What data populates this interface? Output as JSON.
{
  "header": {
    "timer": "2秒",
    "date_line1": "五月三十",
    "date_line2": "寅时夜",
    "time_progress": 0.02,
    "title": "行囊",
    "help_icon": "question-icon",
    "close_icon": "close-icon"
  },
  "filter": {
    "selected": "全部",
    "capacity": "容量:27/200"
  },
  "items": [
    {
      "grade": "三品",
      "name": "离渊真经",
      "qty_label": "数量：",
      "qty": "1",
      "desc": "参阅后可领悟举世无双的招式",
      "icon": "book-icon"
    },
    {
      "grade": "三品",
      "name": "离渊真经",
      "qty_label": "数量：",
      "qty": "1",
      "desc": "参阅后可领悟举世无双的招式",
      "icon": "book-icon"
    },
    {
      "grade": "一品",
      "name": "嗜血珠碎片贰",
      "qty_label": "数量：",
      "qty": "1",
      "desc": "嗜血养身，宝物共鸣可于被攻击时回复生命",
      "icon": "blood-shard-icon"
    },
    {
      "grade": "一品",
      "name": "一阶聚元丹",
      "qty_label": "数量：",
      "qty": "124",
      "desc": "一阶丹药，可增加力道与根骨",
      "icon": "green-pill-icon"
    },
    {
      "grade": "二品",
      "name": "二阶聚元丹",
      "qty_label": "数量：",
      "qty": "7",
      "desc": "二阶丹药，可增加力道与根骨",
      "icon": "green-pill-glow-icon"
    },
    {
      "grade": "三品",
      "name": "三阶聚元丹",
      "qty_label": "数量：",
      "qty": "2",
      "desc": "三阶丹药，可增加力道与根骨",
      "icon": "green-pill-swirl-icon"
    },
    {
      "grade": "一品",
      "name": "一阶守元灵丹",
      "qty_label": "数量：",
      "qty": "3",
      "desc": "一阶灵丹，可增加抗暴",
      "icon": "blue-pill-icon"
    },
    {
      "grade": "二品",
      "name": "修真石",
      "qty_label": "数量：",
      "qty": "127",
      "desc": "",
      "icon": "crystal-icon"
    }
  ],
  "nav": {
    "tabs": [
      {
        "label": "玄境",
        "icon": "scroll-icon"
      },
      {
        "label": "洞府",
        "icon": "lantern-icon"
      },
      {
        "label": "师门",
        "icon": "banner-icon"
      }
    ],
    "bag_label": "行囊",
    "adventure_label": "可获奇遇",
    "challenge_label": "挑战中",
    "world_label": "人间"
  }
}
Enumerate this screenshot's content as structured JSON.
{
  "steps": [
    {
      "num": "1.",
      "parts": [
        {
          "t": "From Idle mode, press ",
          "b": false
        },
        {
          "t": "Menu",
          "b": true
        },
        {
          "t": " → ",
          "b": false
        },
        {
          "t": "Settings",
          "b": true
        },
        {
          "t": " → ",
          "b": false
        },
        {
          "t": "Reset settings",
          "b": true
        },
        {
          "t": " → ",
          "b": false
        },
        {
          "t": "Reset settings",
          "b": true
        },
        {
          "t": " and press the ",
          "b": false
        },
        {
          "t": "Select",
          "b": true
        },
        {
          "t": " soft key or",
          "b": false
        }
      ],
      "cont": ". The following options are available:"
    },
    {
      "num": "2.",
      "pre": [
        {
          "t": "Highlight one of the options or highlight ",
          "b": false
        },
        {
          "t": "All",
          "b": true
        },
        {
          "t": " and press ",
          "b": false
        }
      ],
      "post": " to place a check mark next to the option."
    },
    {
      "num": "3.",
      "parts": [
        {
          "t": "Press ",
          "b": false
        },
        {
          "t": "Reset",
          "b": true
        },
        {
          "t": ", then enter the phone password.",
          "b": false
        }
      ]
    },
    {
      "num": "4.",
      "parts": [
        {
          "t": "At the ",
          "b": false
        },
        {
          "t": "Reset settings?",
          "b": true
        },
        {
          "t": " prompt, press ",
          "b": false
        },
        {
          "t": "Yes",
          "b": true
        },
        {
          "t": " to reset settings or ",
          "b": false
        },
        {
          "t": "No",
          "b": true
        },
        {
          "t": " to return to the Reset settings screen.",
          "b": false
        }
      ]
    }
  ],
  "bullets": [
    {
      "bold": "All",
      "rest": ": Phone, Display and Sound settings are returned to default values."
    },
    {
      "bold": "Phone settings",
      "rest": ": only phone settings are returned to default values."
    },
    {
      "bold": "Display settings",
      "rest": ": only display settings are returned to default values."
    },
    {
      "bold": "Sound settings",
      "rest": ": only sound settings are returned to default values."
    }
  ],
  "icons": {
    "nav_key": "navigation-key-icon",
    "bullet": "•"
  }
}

....

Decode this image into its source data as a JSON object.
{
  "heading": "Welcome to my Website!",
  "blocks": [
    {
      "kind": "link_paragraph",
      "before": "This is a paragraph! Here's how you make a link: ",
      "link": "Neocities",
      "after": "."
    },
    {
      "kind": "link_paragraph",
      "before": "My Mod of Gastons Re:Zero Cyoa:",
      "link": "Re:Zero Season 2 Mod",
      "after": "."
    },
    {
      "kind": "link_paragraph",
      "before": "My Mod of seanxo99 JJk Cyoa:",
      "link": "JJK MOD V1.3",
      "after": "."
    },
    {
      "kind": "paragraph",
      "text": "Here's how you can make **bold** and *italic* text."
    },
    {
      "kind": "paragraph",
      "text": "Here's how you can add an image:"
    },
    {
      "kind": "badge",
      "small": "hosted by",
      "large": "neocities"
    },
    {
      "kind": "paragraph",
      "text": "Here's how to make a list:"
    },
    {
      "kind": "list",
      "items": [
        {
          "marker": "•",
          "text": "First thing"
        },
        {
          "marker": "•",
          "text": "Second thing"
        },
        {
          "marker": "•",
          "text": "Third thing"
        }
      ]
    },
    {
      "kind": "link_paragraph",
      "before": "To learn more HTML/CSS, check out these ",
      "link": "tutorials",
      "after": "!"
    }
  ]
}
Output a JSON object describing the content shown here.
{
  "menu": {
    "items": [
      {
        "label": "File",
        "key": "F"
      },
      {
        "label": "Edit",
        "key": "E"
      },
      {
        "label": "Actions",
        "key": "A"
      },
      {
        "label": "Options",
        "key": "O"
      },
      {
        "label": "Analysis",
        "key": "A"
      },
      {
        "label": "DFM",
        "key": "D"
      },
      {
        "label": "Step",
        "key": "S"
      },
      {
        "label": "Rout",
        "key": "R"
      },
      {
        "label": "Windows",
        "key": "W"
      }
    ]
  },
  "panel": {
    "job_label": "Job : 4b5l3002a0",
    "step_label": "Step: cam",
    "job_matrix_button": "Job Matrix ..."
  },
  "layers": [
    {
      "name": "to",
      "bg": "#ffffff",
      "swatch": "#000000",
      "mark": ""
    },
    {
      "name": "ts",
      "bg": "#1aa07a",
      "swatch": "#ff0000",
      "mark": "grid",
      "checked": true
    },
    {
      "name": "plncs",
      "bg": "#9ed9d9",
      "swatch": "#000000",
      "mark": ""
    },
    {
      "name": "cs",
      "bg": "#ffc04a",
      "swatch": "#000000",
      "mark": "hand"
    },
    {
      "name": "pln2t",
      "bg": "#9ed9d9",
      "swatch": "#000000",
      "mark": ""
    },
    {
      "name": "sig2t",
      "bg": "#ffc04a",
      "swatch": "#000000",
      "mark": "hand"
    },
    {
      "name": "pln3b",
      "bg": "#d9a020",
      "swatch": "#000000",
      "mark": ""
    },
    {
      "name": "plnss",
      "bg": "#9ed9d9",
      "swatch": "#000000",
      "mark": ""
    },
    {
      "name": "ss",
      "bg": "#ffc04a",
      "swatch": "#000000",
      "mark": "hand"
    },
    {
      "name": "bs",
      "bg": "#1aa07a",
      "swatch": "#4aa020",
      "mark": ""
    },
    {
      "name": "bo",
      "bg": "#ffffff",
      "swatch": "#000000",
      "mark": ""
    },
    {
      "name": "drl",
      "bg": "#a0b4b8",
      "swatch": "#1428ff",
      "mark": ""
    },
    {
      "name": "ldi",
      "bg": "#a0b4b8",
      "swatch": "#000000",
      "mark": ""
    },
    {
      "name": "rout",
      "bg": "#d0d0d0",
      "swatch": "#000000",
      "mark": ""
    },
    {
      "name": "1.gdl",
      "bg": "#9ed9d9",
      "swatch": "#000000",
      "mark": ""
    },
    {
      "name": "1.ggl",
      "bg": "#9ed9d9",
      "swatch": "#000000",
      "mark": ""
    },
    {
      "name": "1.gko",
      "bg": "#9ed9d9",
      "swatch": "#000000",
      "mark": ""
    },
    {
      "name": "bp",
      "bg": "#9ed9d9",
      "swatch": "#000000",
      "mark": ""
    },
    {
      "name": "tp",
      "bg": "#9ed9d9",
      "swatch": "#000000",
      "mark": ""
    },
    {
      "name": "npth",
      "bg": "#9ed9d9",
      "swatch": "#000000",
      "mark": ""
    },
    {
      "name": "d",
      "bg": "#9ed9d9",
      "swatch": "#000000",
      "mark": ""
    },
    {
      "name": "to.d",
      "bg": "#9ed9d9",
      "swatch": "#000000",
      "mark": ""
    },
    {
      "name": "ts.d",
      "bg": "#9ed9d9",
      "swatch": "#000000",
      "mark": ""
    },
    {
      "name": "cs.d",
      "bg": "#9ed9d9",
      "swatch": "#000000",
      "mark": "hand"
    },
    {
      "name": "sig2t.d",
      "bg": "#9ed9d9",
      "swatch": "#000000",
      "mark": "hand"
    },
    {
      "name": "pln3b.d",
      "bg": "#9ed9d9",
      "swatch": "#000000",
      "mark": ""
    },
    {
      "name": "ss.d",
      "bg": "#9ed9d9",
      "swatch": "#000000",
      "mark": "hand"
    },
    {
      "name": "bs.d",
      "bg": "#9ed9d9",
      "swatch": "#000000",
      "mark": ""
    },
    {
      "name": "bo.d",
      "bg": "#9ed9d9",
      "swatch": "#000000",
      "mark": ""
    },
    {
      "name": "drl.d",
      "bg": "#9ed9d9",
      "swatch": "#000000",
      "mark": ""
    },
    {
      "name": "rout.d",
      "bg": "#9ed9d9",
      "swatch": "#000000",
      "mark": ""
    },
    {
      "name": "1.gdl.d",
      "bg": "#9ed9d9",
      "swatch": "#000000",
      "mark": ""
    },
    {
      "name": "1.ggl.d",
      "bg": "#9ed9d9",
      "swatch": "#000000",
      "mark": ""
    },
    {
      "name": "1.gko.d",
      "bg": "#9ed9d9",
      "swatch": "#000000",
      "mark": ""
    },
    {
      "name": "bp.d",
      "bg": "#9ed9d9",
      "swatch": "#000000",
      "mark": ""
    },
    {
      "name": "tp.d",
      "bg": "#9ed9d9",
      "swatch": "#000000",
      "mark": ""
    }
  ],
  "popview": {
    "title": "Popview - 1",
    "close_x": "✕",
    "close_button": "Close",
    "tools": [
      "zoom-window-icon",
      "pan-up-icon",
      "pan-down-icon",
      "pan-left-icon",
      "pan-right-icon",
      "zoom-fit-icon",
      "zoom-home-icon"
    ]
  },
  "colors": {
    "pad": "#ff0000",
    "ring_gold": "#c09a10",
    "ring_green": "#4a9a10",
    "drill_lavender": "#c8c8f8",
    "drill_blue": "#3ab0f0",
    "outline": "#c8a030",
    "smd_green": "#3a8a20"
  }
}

....

Locate all lines in the listing above with the word "content" and copy them.

# Exercise output
Enumerate this screenshot's content as structured JSON.
Output a JSON object describing the content shown here.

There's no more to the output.